__Aim of the exercise__
Exactly as they appear, output all of the records. Skip any images.

__Source records__
----

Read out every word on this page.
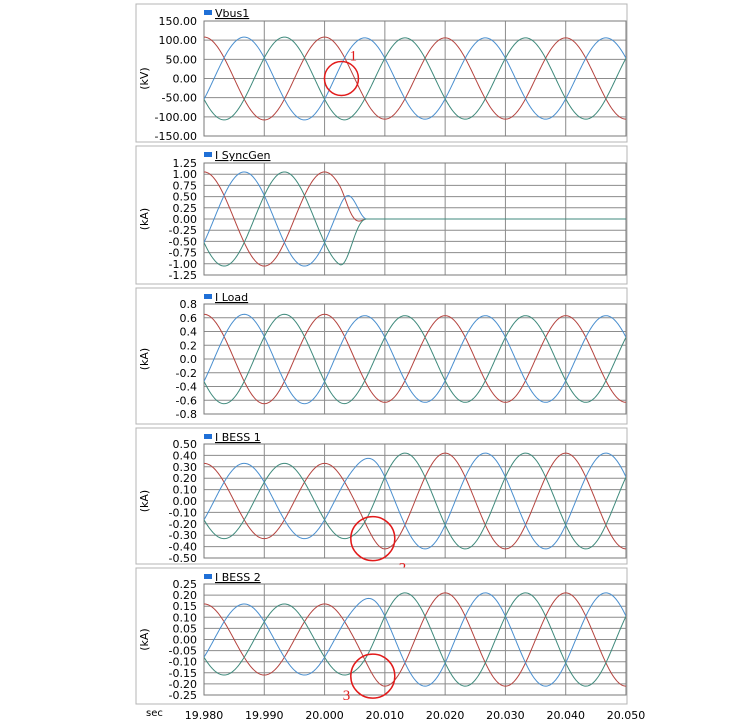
150.00
100.00
50.00
0.00
-50.00
-100.00
-150.00
(kV)
Vbus1
1
1.25
1.00
0.75
0.50
0.25
0.00
-0.25
-0.50
-0.75
-1.00
-1.25
(kA)
I SyncGen
0.8
0.6
0.4
0.2
0.0
-0.2
-0.4
-0.6
-0.8
(kA)
I Load
0.50
0.40
0.30
0.20
0.10
0.00
-0.10
-0.20
-0.30
-0.40
-0.50
(kA)
I BESS 1
0.25
0.20
0.15
0.10
0.05
0.00
-0.05
-0.10
-0.15
-0.20
-0.25
(kA)
I BESS 2
3
19.980 19.990 20.000 20.010 20.020 20.030 20.040 20.050
sec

----

__The output__
Read out every word on this page.
150.00
100.00
50.00
0.00
-50.00
-100.00
-150.00
(kV)
Vbus1
1
1.25
1.00
0.75
0.50
0.25
0.00
-0.25
-0.50
-0.75
-1.00
-1.25
(kA)
I SyncGen
0.8
0.6
0.4
0.2
0.0
-0.2
-0.4
-0.6
-0.8
(kA)
I Load
0.50
0.40
0.30
0.20
0.10
0.00
-0.10
-0.20
-0.30
-0.40
-0.50
(kA)
I BESS 1
0.25
0.20
0.15
0.10
0.05
0.00
-0.05
-0.10
-0.15
-0.20
-0.25
(kA)
I BESS 2
3
19.980 19.990 20.000 20.010 20.020 20.030 20.040 20.050
sec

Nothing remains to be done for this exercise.